Cérémonies commémoratives 2015 du débarquement de Provence

ceremonie 15 aout - Patch - F.Ba.

Les cérémonies commémoratives du débarquement du 15 août 1944 sur la plage de Pampelonne ont débuté samedi à 8h30, face à la mer, à la stèle du boulevard Patch avant de se poursuivre dans le village au Mémorial National des Anciens des Services Spéciaux, puis au monument aux morts.

La première gerbe a été déposée par le maire Roland Bruno accompagné du commandant de l’Escadrille des Sous-marins Nucléaires d’Attaque de la Méditerranée, le capitaine Sébastien Maloingne. Toutes les associations patriotiques étaient représentées, Anciens combattants, Souvenir français, Anciens des Services Spéciaux de la Défense Nationale, Union Nationale des Anciens Combattants, ainsi que la Society of the 3rd Infantry Division.

Une fois les cérémonies terminées, le maire a prononcé une allocution sur le thème de la résistance, mettant en lumière le témoignage de Fernand Vié, premier adjoint honoraire, entré en résistance en 1943 à l’âge de 18 ans et qui fêtera cette année ses 90 ans.


Le discours de M. Roland Bruno

(vous pouvez télécharger le discours complet ici )

Commémoration du 15 août 1944

Extrait de l’allocution de Monsieur Roland Bruno,
Maire de Ramatuelle

Samedi 15 août 2015

Je suis très heureux de vous retrouver, aujourd’hui samedi 15 août, pour célébrer le 71ème anniversaire du débarquement de Provence, après les cérémonies au monument aux morts de la commune, au Mémorial National des Services Spéciaux de la Défense Nationale et, plus tôt ce matin, à la stèle du boulevard Patch, à Pampelonne.

 

Le 15 août est une date anniversaire particulièrement importante pour Ramatuelle et notre région.

 

Elle témoigne du temps qui passe. 71 ans, c’est beaucoup et les témoins du débarquement de Provence sont hélas de moins en moins nombreux.

 

L’an dernier, à cette même date, pour le 70ème anniversaire nous rendions, face à la mer, un hommage appuyé à la mémoire des soldats des Forces alliées ayant participé à la libération de notre pays, en présence de vétérans venus des Etats Unis.

 

Ce fut un moment très émouvant.

 

Je ne referai pas ce matin l’historique de cette journée de 1944 que vous connaissez tous. L’opération Dragoon, commandée par le général Patch, fut une incontestable réussite, et permit aux forces alliées de libérer la Provence, d’ouvrir un nouveau front et de remonter vers l’Allemagne, finalement vaincue.

 

Ce débarquement fut une bataille âpre, avec de nombreuses victimes, soldats venus du monde entier se sacrifiant pour notre liberté.

Les consignes:
[1] Recopiez le texte sur la commémoration du débarquement de Provence depuis « Samedi 15 août 2015 » jusqu'à « en moins nombreux. » inclus.
[2] D'après le texte sur la commémoration du débarquement de Provence, pourquoi le maire ne refait-il pas l'historique de la journée de 1944 dans son allocution ?
[3] Poursuivez le texte sur la commémoration du débarquement de Provence après sa dernière phrase.
Les données n'ont aucun rapport avec le texte sur la commémoration du débarquement de Provence.

Jeu de données:
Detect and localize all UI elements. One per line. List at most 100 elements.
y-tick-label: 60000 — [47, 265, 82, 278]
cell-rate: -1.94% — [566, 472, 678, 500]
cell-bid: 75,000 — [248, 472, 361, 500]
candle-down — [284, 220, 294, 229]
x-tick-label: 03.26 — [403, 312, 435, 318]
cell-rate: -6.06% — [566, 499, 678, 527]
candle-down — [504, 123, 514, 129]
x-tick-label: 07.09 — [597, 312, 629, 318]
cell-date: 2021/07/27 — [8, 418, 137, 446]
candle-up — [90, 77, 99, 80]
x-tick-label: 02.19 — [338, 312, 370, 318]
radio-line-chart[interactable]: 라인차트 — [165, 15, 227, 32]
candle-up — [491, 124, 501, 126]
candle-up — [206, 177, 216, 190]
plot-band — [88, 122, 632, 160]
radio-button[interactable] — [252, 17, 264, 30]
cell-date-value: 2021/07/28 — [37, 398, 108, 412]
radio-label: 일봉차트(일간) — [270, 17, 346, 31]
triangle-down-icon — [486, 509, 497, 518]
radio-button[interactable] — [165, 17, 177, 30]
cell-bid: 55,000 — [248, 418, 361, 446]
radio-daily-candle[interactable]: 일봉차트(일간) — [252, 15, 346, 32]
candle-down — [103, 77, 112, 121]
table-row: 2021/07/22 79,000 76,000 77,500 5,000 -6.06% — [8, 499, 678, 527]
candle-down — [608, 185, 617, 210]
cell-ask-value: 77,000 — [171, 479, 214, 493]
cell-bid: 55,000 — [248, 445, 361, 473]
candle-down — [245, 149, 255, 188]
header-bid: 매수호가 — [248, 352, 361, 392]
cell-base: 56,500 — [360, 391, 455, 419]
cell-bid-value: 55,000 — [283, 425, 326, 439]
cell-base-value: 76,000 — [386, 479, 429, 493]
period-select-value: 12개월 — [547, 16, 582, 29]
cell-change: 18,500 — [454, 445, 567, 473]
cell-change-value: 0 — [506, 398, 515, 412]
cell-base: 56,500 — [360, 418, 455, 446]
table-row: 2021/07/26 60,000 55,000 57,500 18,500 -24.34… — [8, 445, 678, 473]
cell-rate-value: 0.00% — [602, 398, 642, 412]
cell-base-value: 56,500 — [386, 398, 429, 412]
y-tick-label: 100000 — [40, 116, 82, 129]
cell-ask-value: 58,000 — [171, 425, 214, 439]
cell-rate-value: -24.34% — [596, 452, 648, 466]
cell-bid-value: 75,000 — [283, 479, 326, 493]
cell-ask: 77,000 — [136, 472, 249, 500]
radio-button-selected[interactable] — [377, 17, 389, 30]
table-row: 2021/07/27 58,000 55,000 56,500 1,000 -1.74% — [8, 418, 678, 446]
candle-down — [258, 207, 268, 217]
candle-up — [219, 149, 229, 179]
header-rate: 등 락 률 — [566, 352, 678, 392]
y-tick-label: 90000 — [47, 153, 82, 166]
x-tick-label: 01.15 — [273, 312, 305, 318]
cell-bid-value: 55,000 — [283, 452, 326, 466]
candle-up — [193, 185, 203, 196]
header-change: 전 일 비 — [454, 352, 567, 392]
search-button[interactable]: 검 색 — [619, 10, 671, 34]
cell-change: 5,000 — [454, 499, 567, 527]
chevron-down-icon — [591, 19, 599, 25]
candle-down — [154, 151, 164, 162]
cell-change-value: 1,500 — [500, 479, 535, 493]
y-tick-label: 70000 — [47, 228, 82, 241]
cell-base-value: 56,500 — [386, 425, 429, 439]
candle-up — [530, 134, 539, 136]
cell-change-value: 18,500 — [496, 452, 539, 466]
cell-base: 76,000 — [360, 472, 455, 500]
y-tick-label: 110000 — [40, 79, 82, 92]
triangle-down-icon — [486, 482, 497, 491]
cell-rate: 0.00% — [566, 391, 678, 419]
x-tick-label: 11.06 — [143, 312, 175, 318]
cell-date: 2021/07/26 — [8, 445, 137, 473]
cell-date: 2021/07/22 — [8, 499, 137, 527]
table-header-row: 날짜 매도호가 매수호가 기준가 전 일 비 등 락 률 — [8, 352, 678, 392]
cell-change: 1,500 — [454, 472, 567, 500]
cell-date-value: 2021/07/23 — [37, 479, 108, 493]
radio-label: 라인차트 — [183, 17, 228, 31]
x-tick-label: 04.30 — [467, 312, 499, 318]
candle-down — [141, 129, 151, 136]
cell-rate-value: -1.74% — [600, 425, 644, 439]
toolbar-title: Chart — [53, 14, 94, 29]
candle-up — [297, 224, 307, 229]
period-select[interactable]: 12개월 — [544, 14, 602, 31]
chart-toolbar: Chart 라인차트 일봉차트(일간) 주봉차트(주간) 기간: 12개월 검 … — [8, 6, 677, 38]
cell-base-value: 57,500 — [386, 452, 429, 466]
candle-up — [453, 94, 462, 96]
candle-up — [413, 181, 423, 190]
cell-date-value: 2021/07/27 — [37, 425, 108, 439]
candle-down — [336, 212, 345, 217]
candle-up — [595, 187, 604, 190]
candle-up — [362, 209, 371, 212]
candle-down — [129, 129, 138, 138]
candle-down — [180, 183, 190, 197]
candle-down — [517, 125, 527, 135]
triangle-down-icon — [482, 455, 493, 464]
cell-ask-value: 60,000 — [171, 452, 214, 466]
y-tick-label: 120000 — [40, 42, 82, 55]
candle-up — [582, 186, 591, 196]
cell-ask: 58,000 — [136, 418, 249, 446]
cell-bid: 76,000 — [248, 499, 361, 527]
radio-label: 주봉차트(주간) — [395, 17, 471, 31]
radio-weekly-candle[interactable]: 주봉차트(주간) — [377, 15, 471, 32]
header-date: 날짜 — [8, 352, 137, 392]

Corrigés:
[1]
Samedi 15 août 2015

Je suis très heureux de vous retrouver, aujourd’hui samedi 15 août, pour célébrer le 71ème anniversaire du débarquement de Provence, après les cérémonies au monument aux morts de la commune, au Mémorial National des Services Spéciaux de la Défense Nationale et, plus tôt ce matin, à la stèle du boulevard Patch, à Pampelonne.

 

Le 15 août est une date anniversaire particulièrement importante pour Ramatuelle et notre région.

 

Elle témoigne du temps qui passe. 71 ans, c’est beaucoup et les témoins du débarquement de Provence sont hélas de moins en moins nombreux.

[2] Le maire ne refait pas l'historique de cette journée parce que, selon lui, tout son auditoire la connaît déjà.

[3]
Cette année, je veux plus particulièrement rappeler l’histoire de ces hommes et de ces femmes de tous horizons sociaux et politiques, qui ont su dépasser les méfiances que provoquent l’occupation et qui se sont unis pour résister et contribuer à libérer le pays avec courage, en allant parfois jusqu’au sacrifice de leur vie.

 

A cet instant, j’ai une pensée pour des figures de notre village, aujourd’hui disparues, telles que Jeanne et Achille Ottou, Henri Olivier, Antoine Biancotto, René Antoine et plus récemment Hubert Marion et Etienne Fage, …

 

Nous avons la chance d’avoir parmi nous Fernand Vié, premier adjoint honoraire, membre de l’amicale des services spéciaux de la Défense nationale. Il était présent à Ramatuelle le jour du débarquement et, malgré son très jeune âge, prit part dès 1942 aux actions menées pour aider les combattants alliés à libérer notre village.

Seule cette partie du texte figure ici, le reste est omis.